(Dataset excerpt)
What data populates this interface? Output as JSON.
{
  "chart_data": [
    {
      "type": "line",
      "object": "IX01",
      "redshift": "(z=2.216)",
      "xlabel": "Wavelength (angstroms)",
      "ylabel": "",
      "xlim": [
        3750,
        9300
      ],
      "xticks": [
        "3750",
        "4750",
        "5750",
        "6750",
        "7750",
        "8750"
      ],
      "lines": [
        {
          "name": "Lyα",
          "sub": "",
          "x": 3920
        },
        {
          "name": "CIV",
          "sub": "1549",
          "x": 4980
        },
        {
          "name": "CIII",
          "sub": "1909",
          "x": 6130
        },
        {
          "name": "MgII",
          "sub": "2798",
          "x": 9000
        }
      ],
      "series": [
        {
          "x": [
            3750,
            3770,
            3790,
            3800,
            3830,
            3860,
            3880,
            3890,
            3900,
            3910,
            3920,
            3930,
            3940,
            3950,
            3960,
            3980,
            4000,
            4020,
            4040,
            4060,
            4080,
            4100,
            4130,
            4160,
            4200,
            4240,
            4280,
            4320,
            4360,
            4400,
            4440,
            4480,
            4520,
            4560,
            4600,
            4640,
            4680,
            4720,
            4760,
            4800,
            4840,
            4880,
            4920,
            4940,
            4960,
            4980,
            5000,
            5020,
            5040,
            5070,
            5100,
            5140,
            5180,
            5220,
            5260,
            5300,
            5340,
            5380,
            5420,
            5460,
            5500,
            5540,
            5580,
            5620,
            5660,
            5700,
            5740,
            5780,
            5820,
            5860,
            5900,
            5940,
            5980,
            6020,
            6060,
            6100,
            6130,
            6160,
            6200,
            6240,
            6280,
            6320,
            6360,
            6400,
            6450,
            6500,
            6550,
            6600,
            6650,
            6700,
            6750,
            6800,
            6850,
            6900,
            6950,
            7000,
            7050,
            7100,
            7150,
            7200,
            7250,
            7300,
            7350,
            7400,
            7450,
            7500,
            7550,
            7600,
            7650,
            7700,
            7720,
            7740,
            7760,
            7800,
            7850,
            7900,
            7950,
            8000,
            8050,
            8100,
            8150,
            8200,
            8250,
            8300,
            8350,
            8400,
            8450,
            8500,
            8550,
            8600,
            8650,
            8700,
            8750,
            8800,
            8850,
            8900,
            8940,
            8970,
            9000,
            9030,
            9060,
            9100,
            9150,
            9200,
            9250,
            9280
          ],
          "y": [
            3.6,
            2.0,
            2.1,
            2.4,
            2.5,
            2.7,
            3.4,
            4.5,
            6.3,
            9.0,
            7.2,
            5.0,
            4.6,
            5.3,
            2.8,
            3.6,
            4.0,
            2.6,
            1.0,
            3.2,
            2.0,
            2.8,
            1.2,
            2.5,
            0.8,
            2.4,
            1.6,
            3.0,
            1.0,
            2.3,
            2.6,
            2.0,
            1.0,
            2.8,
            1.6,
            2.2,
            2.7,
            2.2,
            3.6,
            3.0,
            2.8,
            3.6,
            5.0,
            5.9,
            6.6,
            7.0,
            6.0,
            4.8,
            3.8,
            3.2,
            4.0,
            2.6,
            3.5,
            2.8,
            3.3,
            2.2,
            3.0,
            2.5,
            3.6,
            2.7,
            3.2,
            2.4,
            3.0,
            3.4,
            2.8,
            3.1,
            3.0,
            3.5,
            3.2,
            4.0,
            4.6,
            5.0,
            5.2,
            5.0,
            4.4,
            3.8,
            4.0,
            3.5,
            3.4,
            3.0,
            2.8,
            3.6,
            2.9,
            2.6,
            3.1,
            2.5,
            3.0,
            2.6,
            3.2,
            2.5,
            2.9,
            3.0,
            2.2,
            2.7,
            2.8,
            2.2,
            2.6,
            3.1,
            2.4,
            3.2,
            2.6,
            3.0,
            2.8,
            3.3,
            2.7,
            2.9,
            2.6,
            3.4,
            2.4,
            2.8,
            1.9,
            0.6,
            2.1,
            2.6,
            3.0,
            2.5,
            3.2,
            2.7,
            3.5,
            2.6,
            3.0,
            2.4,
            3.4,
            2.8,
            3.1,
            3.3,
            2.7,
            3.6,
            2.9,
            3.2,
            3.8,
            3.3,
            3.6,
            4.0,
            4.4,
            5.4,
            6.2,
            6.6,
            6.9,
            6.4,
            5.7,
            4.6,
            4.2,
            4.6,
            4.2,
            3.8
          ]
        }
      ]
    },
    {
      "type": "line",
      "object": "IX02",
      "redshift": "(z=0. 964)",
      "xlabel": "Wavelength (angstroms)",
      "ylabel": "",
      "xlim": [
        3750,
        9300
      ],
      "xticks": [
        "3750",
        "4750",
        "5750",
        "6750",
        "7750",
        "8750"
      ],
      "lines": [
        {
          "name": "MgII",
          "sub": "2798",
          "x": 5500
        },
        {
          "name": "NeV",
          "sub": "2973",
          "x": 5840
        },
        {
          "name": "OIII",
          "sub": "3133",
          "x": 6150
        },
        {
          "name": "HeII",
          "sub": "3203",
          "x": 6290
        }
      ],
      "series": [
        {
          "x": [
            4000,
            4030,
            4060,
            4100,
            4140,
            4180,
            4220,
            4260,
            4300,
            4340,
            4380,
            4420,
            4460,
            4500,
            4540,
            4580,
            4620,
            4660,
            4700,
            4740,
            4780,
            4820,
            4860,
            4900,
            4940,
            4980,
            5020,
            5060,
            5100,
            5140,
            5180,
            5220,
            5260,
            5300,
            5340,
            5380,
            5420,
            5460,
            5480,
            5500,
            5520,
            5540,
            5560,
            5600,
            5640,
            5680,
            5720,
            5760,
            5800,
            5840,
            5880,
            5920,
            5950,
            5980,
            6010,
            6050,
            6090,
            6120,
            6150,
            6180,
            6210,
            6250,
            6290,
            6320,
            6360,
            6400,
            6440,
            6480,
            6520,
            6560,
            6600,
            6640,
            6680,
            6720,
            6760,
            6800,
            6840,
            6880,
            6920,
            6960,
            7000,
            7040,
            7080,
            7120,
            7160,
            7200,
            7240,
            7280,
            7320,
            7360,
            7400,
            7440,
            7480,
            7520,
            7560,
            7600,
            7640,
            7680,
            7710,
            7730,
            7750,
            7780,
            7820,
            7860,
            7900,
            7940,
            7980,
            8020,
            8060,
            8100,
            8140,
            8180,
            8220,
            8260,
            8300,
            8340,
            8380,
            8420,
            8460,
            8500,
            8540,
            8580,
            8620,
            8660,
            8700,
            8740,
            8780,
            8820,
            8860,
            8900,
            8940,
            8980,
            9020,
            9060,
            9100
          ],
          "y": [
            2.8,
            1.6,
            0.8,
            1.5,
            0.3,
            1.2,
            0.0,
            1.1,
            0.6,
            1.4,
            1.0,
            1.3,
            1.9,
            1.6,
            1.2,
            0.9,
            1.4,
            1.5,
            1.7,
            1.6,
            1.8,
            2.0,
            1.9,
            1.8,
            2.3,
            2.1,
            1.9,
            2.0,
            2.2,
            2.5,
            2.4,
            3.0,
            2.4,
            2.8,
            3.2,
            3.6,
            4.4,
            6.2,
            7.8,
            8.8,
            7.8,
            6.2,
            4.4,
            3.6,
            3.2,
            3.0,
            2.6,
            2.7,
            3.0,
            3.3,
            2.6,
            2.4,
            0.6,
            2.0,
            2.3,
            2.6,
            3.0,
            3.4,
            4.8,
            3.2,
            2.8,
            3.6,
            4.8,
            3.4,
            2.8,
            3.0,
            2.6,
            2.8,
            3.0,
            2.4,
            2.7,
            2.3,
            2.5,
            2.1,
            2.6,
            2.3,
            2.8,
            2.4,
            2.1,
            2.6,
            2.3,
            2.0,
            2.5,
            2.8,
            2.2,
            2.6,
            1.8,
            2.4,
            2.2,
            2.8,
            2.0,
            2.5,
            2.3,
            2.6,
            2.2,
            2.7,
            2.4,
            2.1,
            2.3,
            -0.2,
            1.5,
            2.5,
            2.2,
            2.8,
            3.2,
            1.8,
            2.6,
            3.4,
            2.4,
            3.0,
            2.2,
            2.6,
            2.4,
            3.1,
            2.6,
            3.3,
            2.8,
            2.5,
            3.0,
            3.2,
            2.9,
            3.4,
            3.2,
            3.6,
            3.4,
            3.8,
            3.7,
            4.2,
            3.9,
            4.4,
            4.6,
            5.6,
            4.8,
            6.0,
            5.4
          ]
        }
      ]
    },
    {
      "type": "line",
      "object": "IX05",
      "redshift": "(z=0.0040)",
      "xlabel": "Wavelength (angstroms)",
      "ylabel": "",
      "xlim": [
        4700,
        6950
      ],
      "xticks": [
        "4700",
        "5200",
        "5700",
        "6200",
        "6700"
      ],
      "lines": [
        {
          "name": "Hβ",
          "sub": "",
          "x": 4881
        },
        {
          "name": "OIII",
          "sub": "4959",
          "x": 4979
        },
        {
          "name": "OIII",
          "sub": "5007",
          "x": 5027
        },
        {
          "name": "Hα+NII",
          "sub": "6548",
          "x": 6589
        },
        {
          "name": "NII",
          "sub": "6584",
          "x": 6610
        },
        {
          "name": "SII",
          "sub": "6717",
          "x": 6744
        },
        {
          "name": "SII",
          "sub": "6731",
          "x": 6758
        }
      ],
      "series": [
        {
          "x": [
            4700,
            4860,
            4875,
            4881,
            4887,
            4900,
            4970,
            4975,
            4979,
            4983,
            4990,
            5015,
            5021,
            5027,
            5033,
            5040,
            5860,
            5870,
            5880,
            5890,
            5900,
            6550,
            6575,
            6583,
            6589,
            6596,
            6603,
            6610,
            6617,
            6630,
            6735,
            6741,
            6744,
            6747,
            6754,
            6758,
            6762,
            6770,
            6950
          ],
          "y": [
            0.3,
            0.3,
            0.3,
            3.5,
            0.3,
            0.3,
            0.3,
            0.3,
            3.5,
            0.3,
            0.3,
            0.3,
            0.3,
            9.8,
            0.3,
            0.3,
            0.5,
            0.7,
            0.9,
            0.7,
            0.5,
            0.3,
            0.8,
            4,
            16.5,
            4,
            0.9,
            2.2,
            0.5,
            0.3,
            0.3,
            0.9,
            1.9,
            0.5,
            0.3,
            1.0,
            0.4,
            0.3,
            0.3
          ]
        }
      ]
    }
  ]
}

_Set exercise:_
Read the entries and select each line where the word "object" is found.

_Response to this task:_
      "object": "IX01",
      "object": "IX02",
      "object": "IX05",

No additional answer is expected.